-- begin EXTRACT --

Skip to content

NearestNeighbors.kneighbors returns inaccurate distance #27531

@andreaswimmer

Description

@andreaswimmer

Describe the bug

Using neighbors.NearestNeighbors I noticed that when finding an exact match, kneighbors sometimes returns a distance > 0. (Although the values I've seen so far have been pretty small ~1e-8 to 1e-9)

At first I thought this was a floating point precision problem, but spacial.distance - which the documentation for NearestNeighbor implies it uses - never displays this problem in my testing.

Steps/Code to Reproduce

from scipy import spatial
from sklearn import neighbors, metrics

data = [
    [-0.05634, 0.08516, 0.07541],  # this one works
    [0.07924, -0.01755, 0.12372],  # this one doesn't
]
neighborhood = neighbors.NearestNeighbors(metric='euclidean')
neighborhood.fit(data)

for i, entry in enumerate(data):
    distances, indexes = neighborhood.kneighbors(
        [entry],
        n_neighbors=1,
        return_distance=True,
    )
    found_index = indexes[0][0]
    found_distance = distances[0][0]

    print(f'{i}->{found_index}:')
    print(f"\tkneigbors' distance: {found_distance}")

    spacial_distance = spatial.distance.euclidean(entry, data[found_index])
    print(f'\tspacial.distance.euclidean: {spacial_distance}')

    pairwise_distance = metrics.pairwise.euclidean_distances(
        [entry],
        [data[found_index]],
    )

-- end EXTRACT --
-- begin DATA SHOWN --

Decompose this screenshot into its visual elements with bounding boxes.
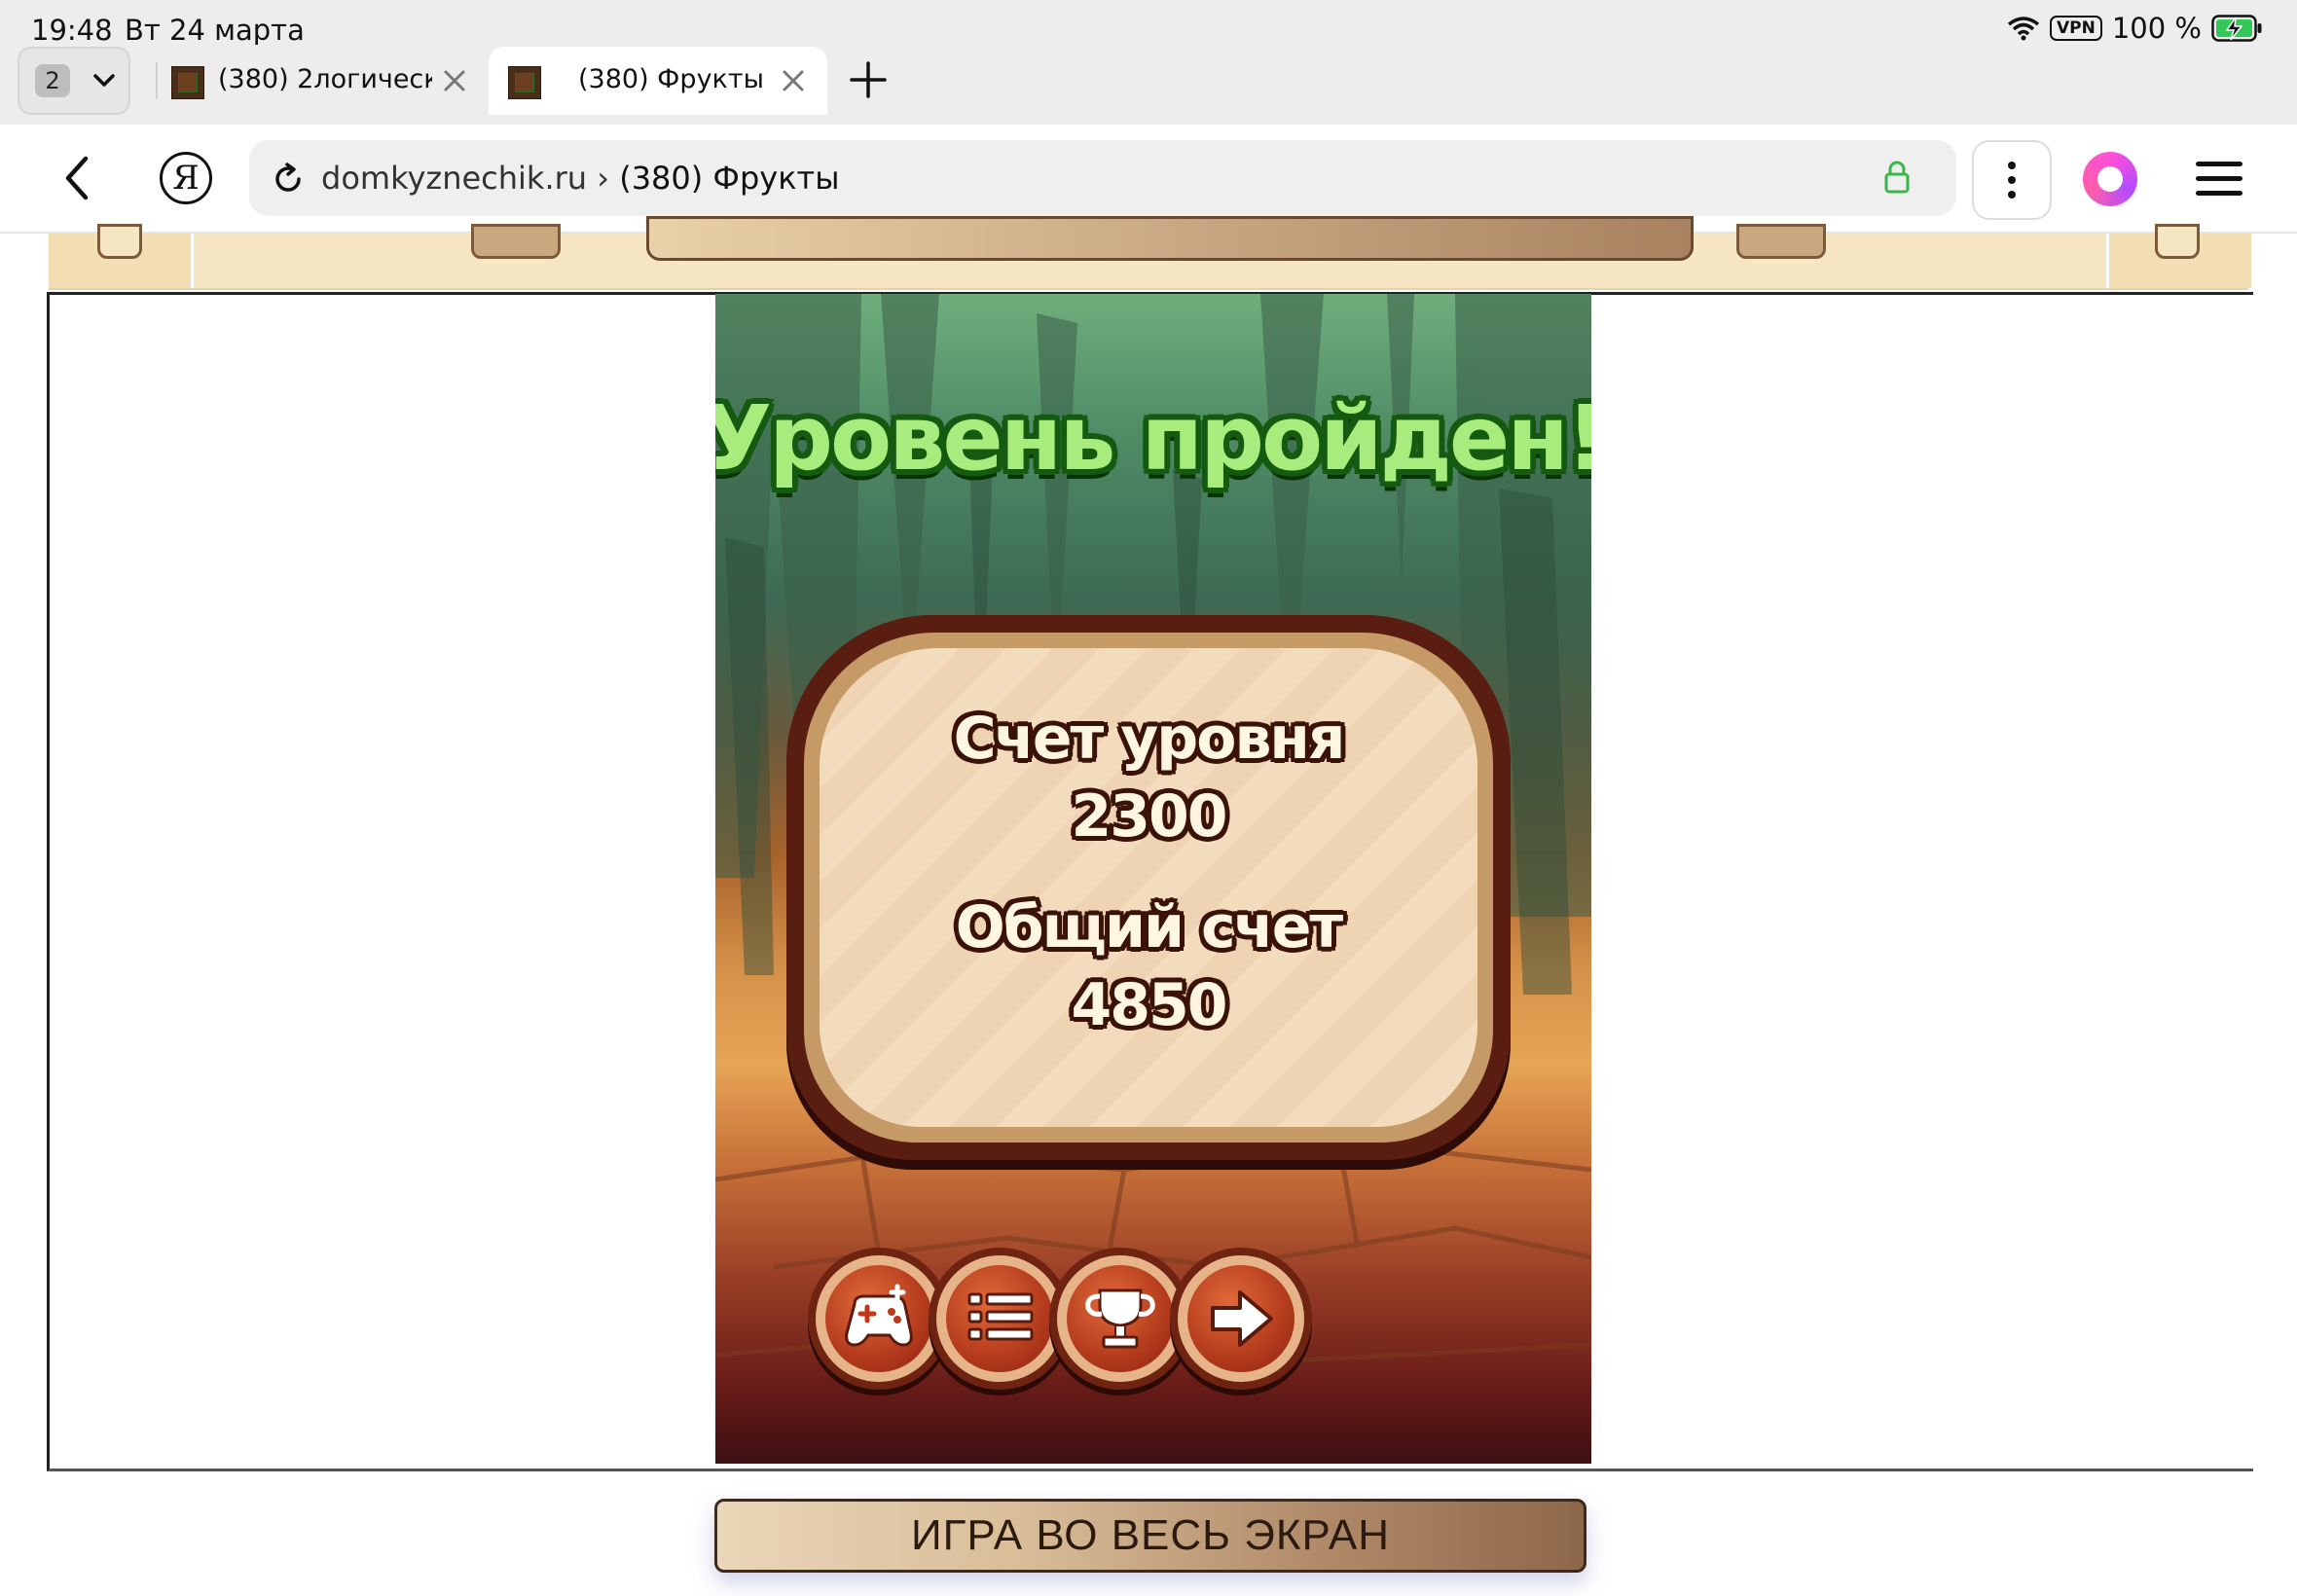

-- end DATA SHOWN --
-- begin DATA SHOWN --

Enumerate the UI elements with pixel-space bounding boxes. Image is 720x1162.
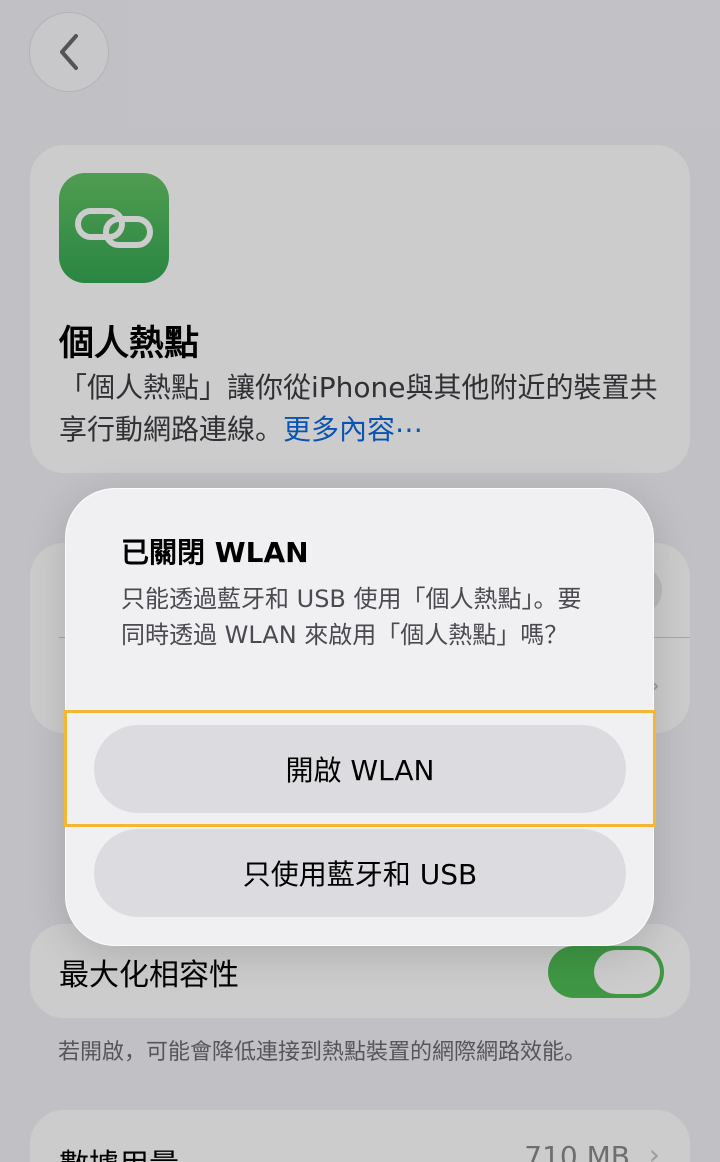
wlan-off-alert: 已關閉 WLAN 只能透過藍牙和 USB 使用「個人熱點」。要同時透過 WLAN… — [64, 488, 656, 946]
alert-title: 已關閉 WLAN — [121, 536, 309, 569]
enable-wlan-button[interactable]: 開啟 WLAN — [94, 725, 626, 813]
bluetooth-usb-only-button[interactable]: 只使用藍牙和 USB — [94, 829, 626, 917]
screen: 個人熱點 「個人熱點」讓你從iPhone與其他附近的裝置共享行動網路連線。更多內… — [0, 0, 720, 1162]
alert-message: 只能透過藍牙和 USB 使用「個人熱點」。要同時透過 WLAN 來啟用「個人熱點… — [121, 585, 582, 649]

-- end DATA SHOWN --
-- begin DATA SHOWN --

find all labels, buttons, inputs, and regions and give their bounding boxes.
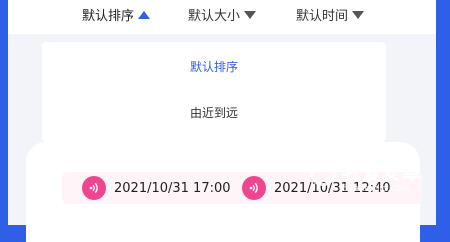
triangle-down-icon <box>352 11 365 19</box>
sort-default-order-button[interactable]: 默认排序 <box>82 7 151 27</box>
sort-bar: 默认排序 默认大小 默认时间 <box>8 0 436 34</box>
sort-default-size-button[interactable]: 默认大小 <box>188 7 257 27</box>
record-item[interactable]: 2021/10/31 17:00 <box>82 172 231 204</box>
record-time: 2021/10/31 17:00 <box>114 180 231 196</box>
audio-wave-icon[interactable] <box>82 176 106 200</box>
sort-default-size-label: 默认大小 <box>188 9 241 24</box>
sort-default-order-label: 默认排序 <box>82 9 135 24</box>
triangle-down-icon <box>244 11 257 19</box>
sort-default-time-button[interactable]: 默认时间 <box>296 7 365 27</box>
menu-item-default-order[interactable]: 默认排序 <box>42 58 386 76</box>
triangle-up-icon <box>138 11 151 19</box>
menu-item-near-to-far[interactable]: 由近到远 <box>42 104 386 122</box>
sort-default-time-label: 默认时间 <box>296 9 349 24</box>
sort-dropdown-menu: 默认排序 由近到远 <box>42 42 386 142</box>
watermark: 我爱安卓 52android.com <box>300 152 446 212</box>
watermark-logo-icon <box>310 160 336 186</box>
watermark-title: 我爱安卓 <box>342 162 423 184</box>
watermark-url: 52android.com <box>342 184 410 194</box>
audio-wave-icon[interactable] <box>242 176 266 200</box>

-- end DATA SHOWN --

[TASK 1]
Return the part of the NearestNeighbors bug report from "Using neighbors.NearestNeighbors I" up to and including "in my testing.", word for word.
[TASK 2]
Retype the records from the line with "find all labels, buttons, inputs, and" up to and including the line with "sort-bar: 默认排序 默认大小" exactly, and leave the pictures out.
The bug report and the records are unrelated material.

[FINAL ANSWER 1]
Using neighbors.NearestNeighbors I noticed that when finding an exact match, kneighbors sometimes returns a distance > 0. (Although the values I've seen so far have been pretty small ~1e-8 to 1e-9)

At first I thought this was a floating point precision problem, but spacial.distance - which the documentation for NearestNeighbor implies it uses - never displays this problem in my testing.

[FINAL ANSWER 2]
find all labels, buttons, inputs, and regions and give their bounding boxes.
triangle-down-icon <box>352 11 365 19</box>
sort-default-order-button[interactable]: 默认排序 <box>82 7 151 27</box>
sort-bar: 默认排序 默认大小 默认时间 <box>8 0 436 34</box>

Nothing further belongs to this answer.